TASK TO CARRY OUT:
Return every record below exactly as written, but leave out the pictures.

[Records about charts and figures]

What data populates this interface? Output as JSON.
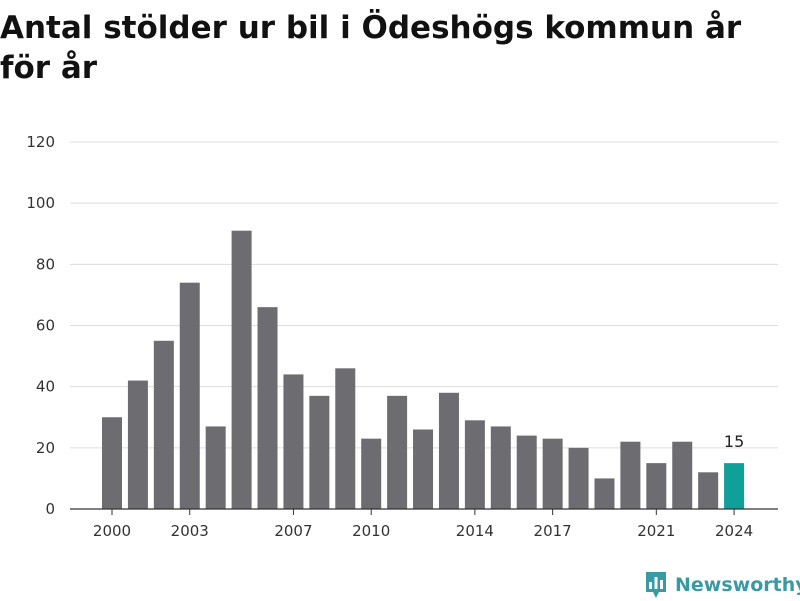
{
  "title": "Antal stölder ur bil i Ödeshögs kommun år för år",
  "brand": {
    "name": "Newsworthy",
    "icon": "bar-chart-logo-icon"
  },
  "colors": {
    "bar": "#6d6c71",
    "highlight": "#0fa199",
    "grid": "#dddddd",
    "axis": "#333333",
    "brand": "#3a9aa3"
  },
  "chart_data": {
    "type": "bar",
    "title": "Antal stölder ur bil i Ödeshögs kommun år för år",
    "xlabel": "",
    "ylabel": "",
    "x": [
      2000,
      2001,
      2002,
      2003,
      2004,
      2005,
      2006,
      2007,
      2008,
      2009,
      2010,
      2011,
      2012,
      2013,
      2014,
      2015,
      2016,
      2017,
      2018,
      2019,
      2020,
      2021,
      2022,
      2023,
      2024
    ],
    "values": [
      30,
      42,
      55,
      74,
      27,
      91,
      66,
      44,
      37,
      46,
      23,
      37,
      26,
      38,
      29,
      27,
      24,
      23,
      20,
      10,
      22,
      15,
      22,
      12,
      15
    ],
    "x_tick_labels": [
      "2000",
      "2003",
      "2007",
      "2010",
      "2014",
      "2017",
      "2021",
      "2024"
    ],
    "y_ticks": [
      0,
      20,
      40,
      60,
      80,
      100,
      120
    ],
    "ylim": [
      0,
      120
    ],
    "grid": true,
    "highlight": {
      "x": 2024,
      "label": "15"
    }
  }
}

FULL RESPONSE:
What data populates this interface? Output as JSON.
{
  "title": "Antal stölder ur bil i Ödeshögs kommun år för år",
  "brand": {
    "name": "Newsworthy",
    "icon": "bar-chart-logo-icon"
  },
  "colors": {
    "bar": "#6d6c71",
    "highlight": "#0fa199",
    "grid": "#dddddd",
    "axis": "#333333",
    "brand": "#3a9aa3"
  },
  "chart_data": {
    "type": "bar",
    "title": "Antal stölder ur bil i Ödeshögs kommun år för år",
    "xlabel": "",
    "ylabel": "",
    "x": [
      2000,
      2001,
      2002,
      2003,
      2004,
      2005,
      2006,
      2007,
      2008,
      2009,
      2010,
      2011,
      2012,
      2013,
      2014,
      2015,
      2016,
      2017,
      2018,
      2019,
      2020,
      2021,
      2022,
      2023,
      2024
    ],
    "values": [
      30,
      42,
      55,
      74,
      27,
      91,
      66,
      44,
      37,
      46,
      23,
      37,
      26,
      38,
      29,
      27,
      24,
      23,
      20,
      10,
      22,
      15,
      22,
      12,
      15
    ],
    "x_tick_labels": [
      "2000",
      "2003",
      "2007",
      "2010",
      "2014",
      "2017",
      "2021",
      "2024"
    ],
    "y_ticks": [
      0,
      20,
      40,
      60,
      80,
      100,
      120
    ],
    "ylim": [
      0,
      120
    ],
    "grid": true,
    "highlight": {
      "x": 2024,
      "label": "15"
    }
  }
}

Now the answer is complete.